Source extract =

Key conclusions from the paper

The ITRPV is a globally recognised annual report that takes a snapshot of the current PV industry landscape, and projects future trends.

“Data is collected annually from stakeholders across the solar PV supply chain to assess the current state of play in the industry and make some projections about what is going to happen in future,” Dr Vicari Stefani said.

“For our research paper, which was written in partnership with researchers from UNSW and the University of Oxford, we analysed ITRPV reports from 2012 to 2023, compiling their projections and comparing those with the actual estimated market figures.”

The analysis highlights some significant discrepancies between the historically projected market shares and the market shares that were eventually realised. Those discrepancies come in two forms. In some cases, the market share of a technology increased much more rapidly than expected.

This was the case with the adoption of the PERC solar cell design, due to the development of a thin passivation layer (a layer of material to reduce electrical recombination) that was rapidly translated from research and development to production, as well as the improvement and availability of PERC manufacturing tools. The ITRPV reports issued between 2013 and 2020 estimated that the market share of PERC would be limited to approximately 40–70 per cent.

Problems and tasks =
1/ Reproduce the ITRPV passage word for word from "Key conclusions from" to "Vicari Stefani said.".
2/ Please pick up the ITRPV passage after its last sentence and carry it on.
The lines that come next have no part in this work.

Material =
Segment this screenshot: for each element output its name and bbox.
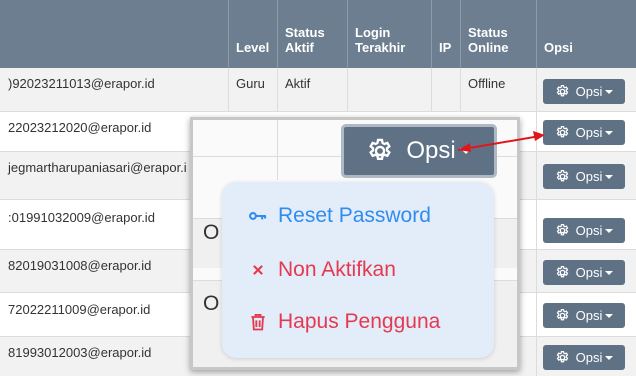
- arrow-icon: [457, 131, 545, 152]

Responses for each task =
1/
Key conclusions from the paper

The ITRPV is a globally recognised annual report that takes a snapshot of the current PV industry landscape, and projects future trends.

“Data is collected annually from stakeholders across the solar PV supply chain to assess the current state of play in the industry and make some projections about what is going to happen in future,” Dr Vicari Stefani said.

2/
In reality, the PERC market share increased from 35 per cent to more than 80 per cent between 2018 and 2021. In other cases, technologies that were projected to rapidly gain market share never took off. This is what happened with SHJ solar cell design and n-type silicon wafers. In both those examples, the analysis suggests that the lack of observed market gain was related to sustained success of PERC.

The analysis concludes that these discrepancies – in particular the potential for rapid transitions – reveal that business-as-usual evolution does not always apply in the photovoltaic industry, and that projections for future development must be approached with caution.

The paper’s co-author and postdoctoral research fellow at the University of Oxford, Dr Matthew Wright, said, “Not only is it possible for the roadmaps to be inaccurate, but we show that the causes underpinning these inaccuracies can vary widely, which makes the industry trends difficult to project.”

What might happen next in the fast-moving PV industry?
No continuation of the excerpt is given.